[Objective]
Return the lines where the word "power" occurs.

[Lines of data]
________________________
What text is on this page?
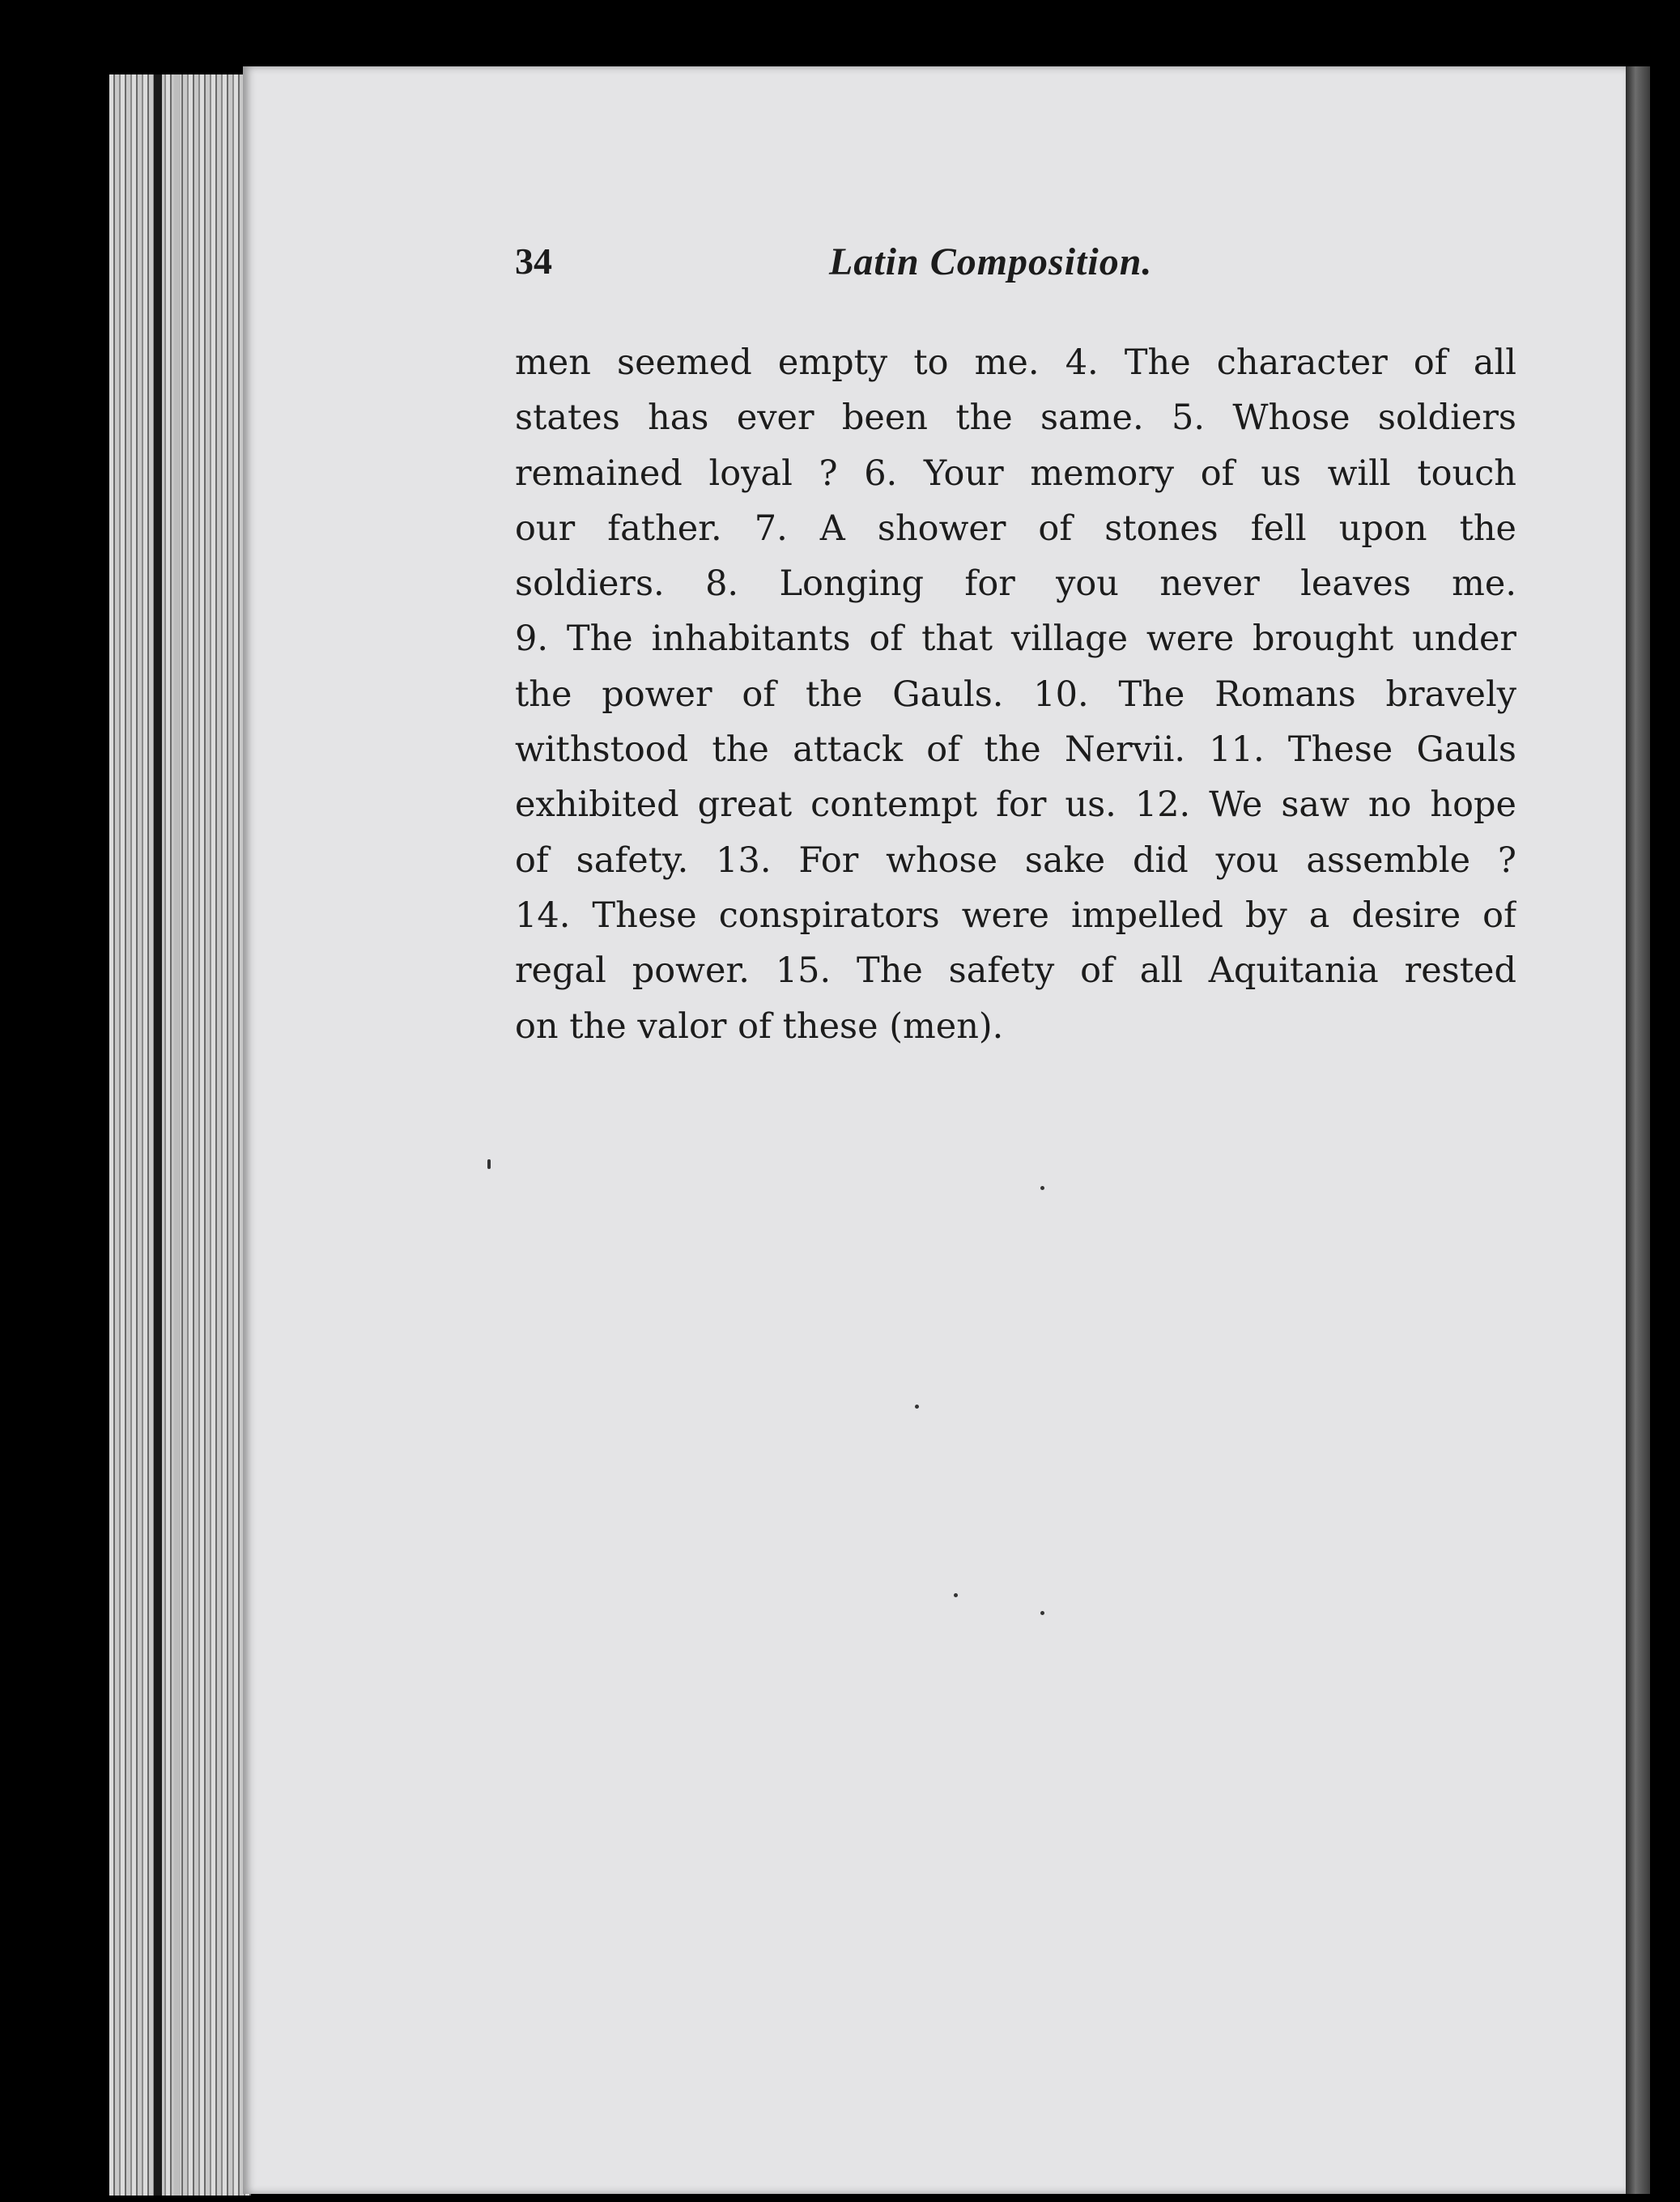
34	Latin Composition.
men seemed empty to me. 4. The character of all
states has ever been the same. 5. Whose soldiers
remained loyal ? 6. Your memory of us will touch
our father. 7. A shower of stones fell upon the
soldiers. 8. Longing for you never leaves me.
9. The inhabitants of that village were brought under
the power of the Gauls. 10. The Romans bravely
withstood the attack of the Nervii. 11. These Gauls
exhibited great contempt for us. 12. We saw no hope
of safety. 13. For whose sake did you assemble ?
14. These conspirators were impelled by a desire of
regal power. 15. The safety of all Aquitania rested
on the valor of these (men).
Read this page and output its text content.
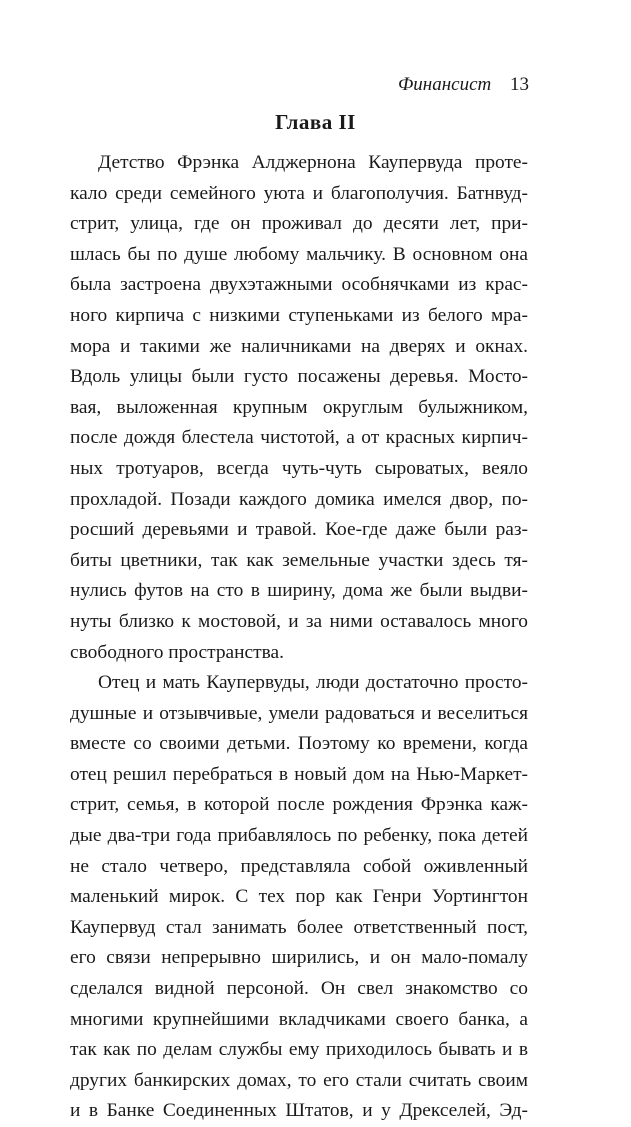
Финансист 13
Глава II
Детство Фрэнка Алджернона Каупервуда проте-
кало среди семейного уюта и благополучия. Батнвуд-
стрит, улица, где он проживал до десяти лет, при-
шлась бы по душе любому мальчику. В основном она
была застроена двухэтажными особнячками из крас-
ного кирпича с низкими ступеньками из белого мра-
мора и такими же наличниками на дверях и окнах.
Вдоль улицы были густо посажены деревья. Мосто-
вая, выложенная крупным округлым булыжником,
после дождя блестела чистотой, а от красных кирпич-
ных тротуаров, всегда чуть-чуть сыроватых, веяло
прохладой. Позади каждого домика имелся двор, по-
росший деревьями и травой. Кое-где даже были раз-
биты цветники, так как земельные участки здесь тя-
нулись футов на сто в ширину, дома же были выдви-
нуты близко к мостовой, и за ними оставалось много
свободного пространства.
Отец и мать Каупервуды, люди достаточно просто-
душные и отзывчивые, умели радоваться и веселиться
вместе со своими детьми. Поэтому ко времени, когда
отец решил перебраться в новый дом на Нью-Маркет-
стрит, семья, в которой после рождения Фрэнка каж-
дые два-три года прибавлялось по ребенку, пока детей
не стало четверо, представляла собой оживленный
маленький мирок. С тех пор как Генри Уортингтон
Каупервуд стал занимать более ответственный пост,
его связи непрерывно ширились, и он мало-помалу
сделался видной персоной. Он свел знакомство со
многими крупнейшими вкладчиками своего банка, а
так как по делам службы ему приходилось бывать и в
других банкирских домах, то его стали считать своим
и в Банке Соединенных Штатов, и у Дрекселей, Эд-
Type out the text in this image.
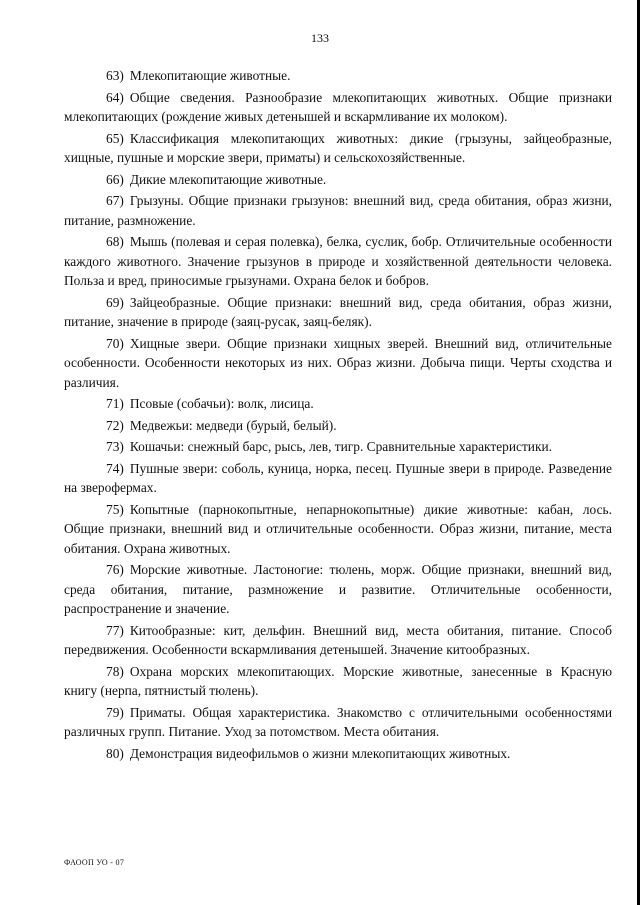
133

63) Млекопитающие животные.

64) Общие сведения. Разнообразие млекопитающих животных. Общие признаки млекопитающих (рождение живых детенышей и вскармливание их молоком).

65) Классификация млекопитающих животных: дикие (грызуны, зайцеобразные, хищные, пушные и морские звери, приматы) и сельскохозяйственные.

66) Дикие млекопитающие животные.

67) Грызуны. Общие признаки грызунов: внешний вид, среда обитания, образ жизни, питание, размножение.

68) Мышь (полевая и серая полевка), белка, суслик, бобр. Отличительные особенности каждого животного. Значение грызунов в природе и хозяйственной деятельности человека. Польза и вред, приносимые грызунами. Охрана белок и бобров.

69) Зайцеобразные. Общие признаки: внешний вид, среда обитания, образ жизни, питание, значение в природе (заяц-русак, заяц-беляк).

70) Хищные звери. Общие признаки хищных зверей. Внешний вид, отличительные особенности. Особенности некоторых из них. Образ жизни. Добыча пищи. Черты сходства и различия.

71) Псовые (собачьи): волк, лисица.

72) Медвежьи: медведи (бурый, белый).

73) Кошачьи: снежный барс, рысь, лев, тигр. Сравнительные характеристики.

74) Пушные звери: соболь, куница, норка, песец. Пушные звери в природе. Разведение на зверофермах.

75) Копытные (парнокопытные, непарнокопытные) дикие животные: кабан, лось. Общие признаки, внешний вид и отличительные особенности. Образ жизни, питание, места обитания. Охрана животных.

76) Морские животные. Ластоногие: тюлень, морж. Общие признаки, внешний вид, среда обитания, питание, размножение и развитие. Отличительные особенности, распространение и значение.

77) Китообразные: кит, дельфин. Внешний вид, места обитания, питание. Способ передвижения. Особенности вскармливания детенышей. Значение китообразных.

78) Охрана морских млекопитающих. Морские животные, занесенные в Красную книгу (нерпа, пятнистый тюлень).

79) Приматы. Общая характеристика. Знакомство с отличительными особенностями различных групп. Питание. Уход за потомством. Места обитания.

80) Демонстрация видеофильмов о жизни млекопитающих животных.

ФАООП УО - 07
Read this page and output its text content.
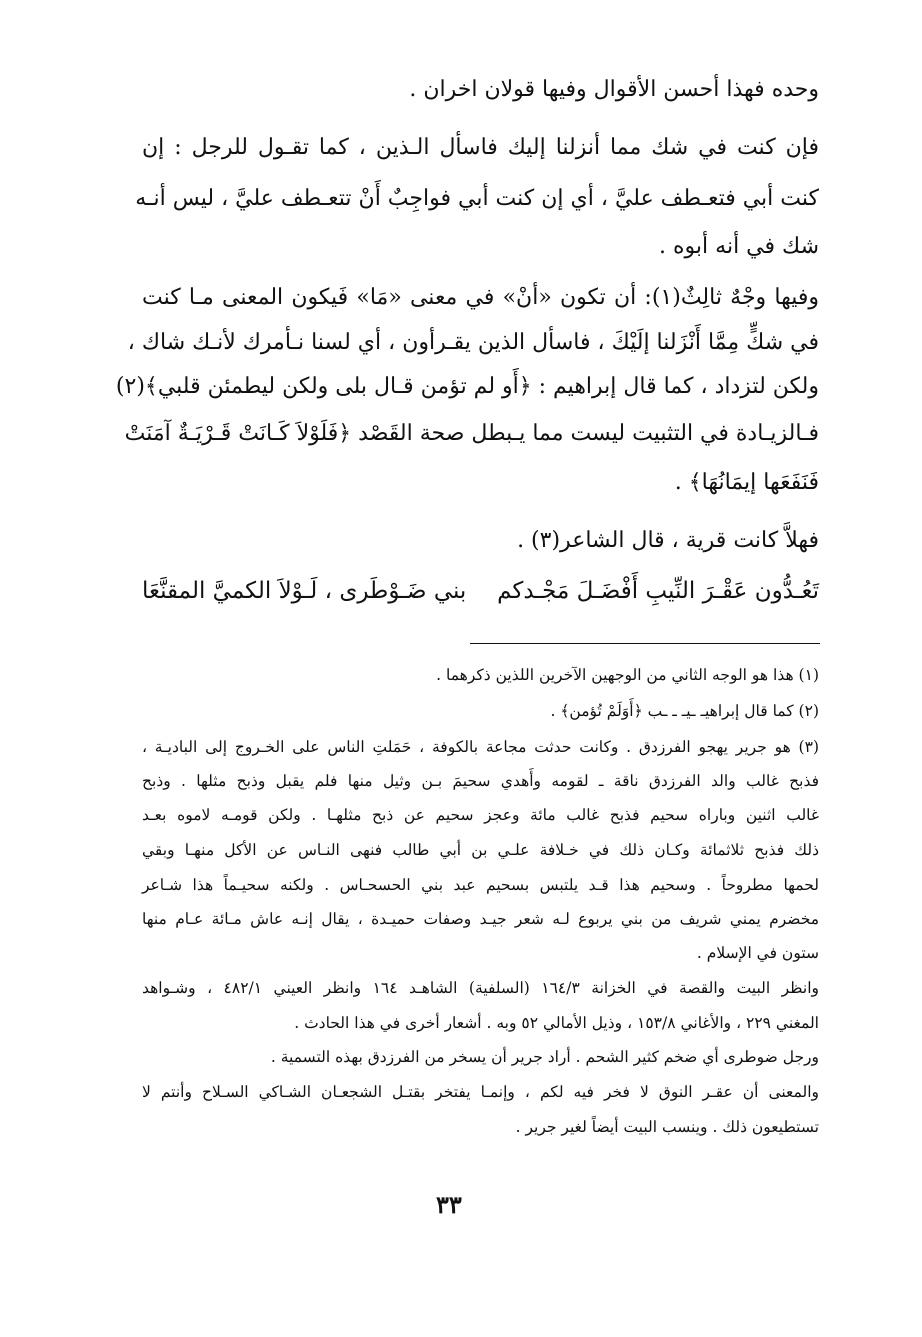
وحده فهذا أحسن الأقوال وفيها قولان اخران .
فإن كنت في شك مما أنزلنا إليك فاسأل الـذين ، كما تقـول للرجل : إن
كنت أبي فتعـطف عليَّ ، أي إن كنت أبي فواجِبٌ أَنْ تتعـطف عليَّ ، ليس أنـه
شك في أنه أبوه .
وفيها وجْهٌ ثالِثٌ(١): أن تكون «أنْ» في معنى «مَا» فَيكون المعنى مـا كنت
في شكٍّ مِمَّا أَنْزَلنا إلَيْكَ ، فاسأل الذين يقـرأون ، أي لسنا نـأمرك لأنـك شاك ،
ولكن لتزداد ، كما قال إبراهيم : ﴿أَو لم تؤمن قـال بلى ولكن ليطمئن قلبي﴾(٢)
فـالزيـادة في التثبيت ليست مما يـبطل صحة القَصْد ﴿فَلَوْلاَ كَـانَتْ قَـرْيَـةٌ آمَنَتْ
فَنَفَعَها إيمَانُهَا﴾ .
فهلاَّ كانت قرية ، قال الشاعر(٣) .
تَعُـدُّون عَقْـرَ النِّيبِ أَفْضَـلَ مَجْـدكم
بني ضَـوْطَرى ، لَـوْلاَ الكميَّ المقنَّعَا
(١) هذا هو الوجه الثاني من الوجهين الآخرين اللذين ذكرهما .
(٢) كما قال إبراهيـ ـيـ ـ ـب ﴿أَوَلَمْ تُؤمن﴾ .
(٣) هو جرير يهجو الفرزدق . وكانت حدثت مجاعة بالكوفة ، حَمَلتِ الناس على الخـروج إلى الباديـة ،
فذبح غالب والد الفرزدق ناقة ـ لقومه وأَهدي سحيمَ بـن وثيل منها فلم يقبل وذبح مثلها . وذبح
غالب اثنين وباراه سحيم فذبح غالب مائة وعجز سحيم عن ذبح مثلهـا . ولكن قومـه لاموه بعـد
ذلك فذبح ثلاثمائة وكـان ذلك في خـلافة علـي بن أبي طالب فنهى النـاس عن الأكل منهـا وبقي
لحمها مطروحاً . وسحيم هذا قـد يلتبس بسحيم عبد بني الحسحـاس . ولكنه سحيـماً هذا شـاعر
مخضرم يمني شريف من بني يربوع لـه شعر جيـد وصفات حميـدة ، يقال إنـه عاش مـائة عـام منها
ستون في الإسلام .
وانظر البيت والقصة في الخزانة ١٦٤/٣ (السلفية) الشاهـد ١٦٤ وانظر العيني ٤٨٢/١ ، وشـواهد
المغني ٢٢٩ ، والأغاني ١٥٣/٨ ، وذيل الأمالي ٥٢ وبه . أشعار أخرى في هذا الحادث .
ورجل ضوطرى أي ضخم كثير الشحم . أراد جرير أن يسخر من الفرزدق بهذه التسمية .
والمعنى أن عقـر النوق لا فخر فيه لكم ، وإنمـا يفتخر بقتـل الشجعـان الشـاكي السـلاح وأنتم لا
تستطيعون ذلك . وينسب البيت أيضاً لغير جرير .
٣٣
________________________
[Exercise result]
the power of the Gauls. 10. The Romans bravely
regal power. 15. The safety of all Aquitania rested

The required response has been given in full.